[EXTRACT PROVIDED]
>> BEGIN

But let’s face it – the word “widow” (and even the situation itself) makes people uncomfortable, no matter how gently you try to phrase it. “So how long have you been divorced?” “I’m not divorced, unfortunately Jona’s Dad died a few years ago”. Silence. Conversation ended. “Jona’s Dad must work a lot, he hasn’t been at one game this whole season!” “My husband died a few years back, it’s just the two of us now”. Silence. Conversation over. “Is your husband here tonight, I’d love to meet him.” “No, I’m afraid not – I’m a widow”. Nothing – absolutely nothing. Conversation – full stop. The current conversation and apparently all future conversations were over. It was like I had the plague.

So here I am, disconnected from others. I have stopped going to church (I got tired of sitting alone and having no one speak), I do not volunteer with my son’s Scout group (especially since one of the mothers expressed how very uncomfortable with my being the only female on several outings – Hey, honey – look at what you’ve got – he ain’t no catch and I ain’t fishin’!), I no longer chaperone school field trips (again, why bother when no one speaks – no matter how hard I try to strike up a conversation), I do not coach soccer (hell, I rarely attend my son’s swim meets because it is so agonizing to sit alone all of the time), I drop my son off at the taekwondo studio (and use that time to run errands) and I’ve been known to skip the occasional band concert. Yep, I’ve slowly become a recluse.

And when this recluse tries to connect with people, I find I have very little patience for the following:
1) Women who say “I know just how you feel, I’m a single parent too, little Joey is with me this week and I have to deal with him all by myself”. No, ONLY parenting is not the same as SINGLE parenting.
AND

2) Women who say “You don’t know how lucky you’ve got it, I have to deal with Tom’s dirty laundry all over our bedroom floor and his tools all over the garage”. You’d rather have him DEAD? I don’t think so.

I long for the loneliness to subside, for friendship, for someone to talk to and share with. So here I am, a recluse who’s trying to reform! I joined the summer reading club at the library. I'm again making the effort to smile and wave at neighbors. Maybe someday, one of them will wave back.

Saturday, July 15, 2006

The Best of all Gifts

I was reading Moreena’s Blog over at ClubMom http://thewaitandwonder.clubmom.com/
and again find myself praying that a donor is located soon.

As I read her post, I smiled at the Gift of Life Logo which appears on her page and thought of my husband and my son. My husband was an organ donor, and my son has been a proud champion for the cause for a few years now.

>> END

[SOURCE MATERIAL]
>> BEGIN

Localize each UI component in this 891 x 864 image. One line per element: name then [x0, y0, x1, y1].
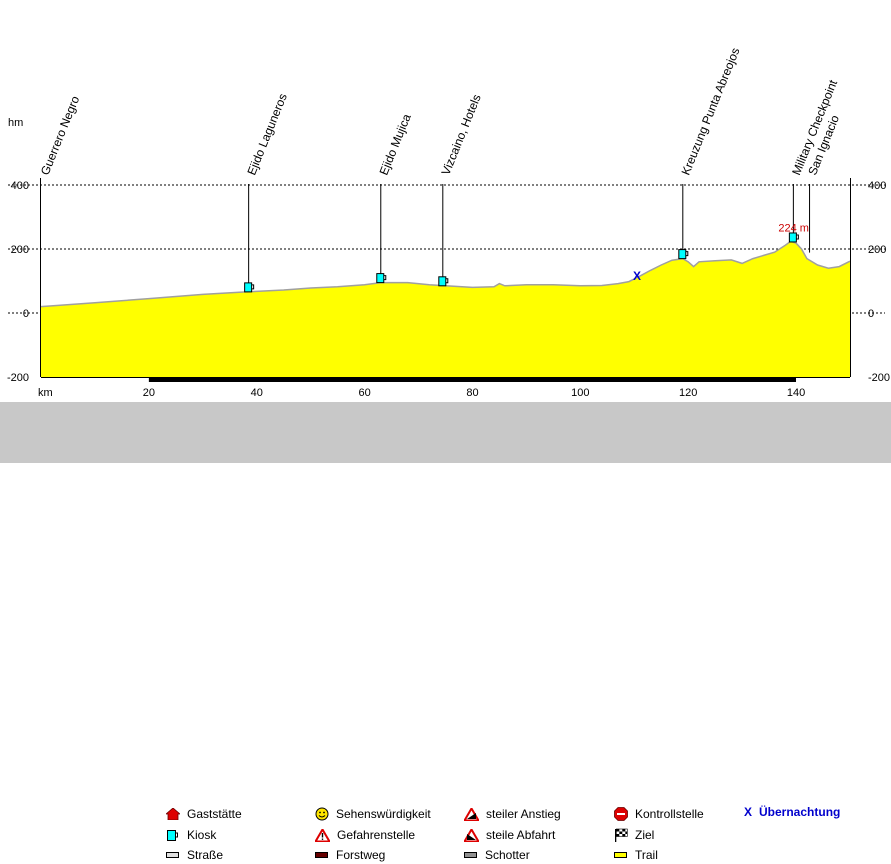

>> END

[BRIEF 1]
For the blog excerpt, say whether each statement agrees with it, answering yes or no and quoting the words that decide it:
(a) The writer still goes to church.
(b) The writer joined a reading club at the library.
(c) The writer's husband was an organ donor.
[BRIEF 2]
Using the blog excerpt, list every activity the writer says she has stopped doing, does not do, or no longer does.
[BRIEF 3]
Answer these from the blog excerpt:
(a) What kind of studio does the writer drop her son off at?
(b) What date is given for the later post?
(c) Whose blog was the writer reading, and on what site?
The listing isn't needed for any of this.

[FULL SOLUTION 1]
(a) No: "I have stopped going to church"
(b) Yes: "I joined the summer reading club at the library."
(c) Yes: "My husband was an organ donor"

[FULL SOLUTION 2]
- Going to church
- Volunteering with her son's Scout group
- Chaperoning school field trips
- Coaching soccer

[FULL SOLUTION 3]
(a) A taekwondo studio.
(b) Saturday, July 15, 2006.
(c) Moreena's Blog, on ClubMom.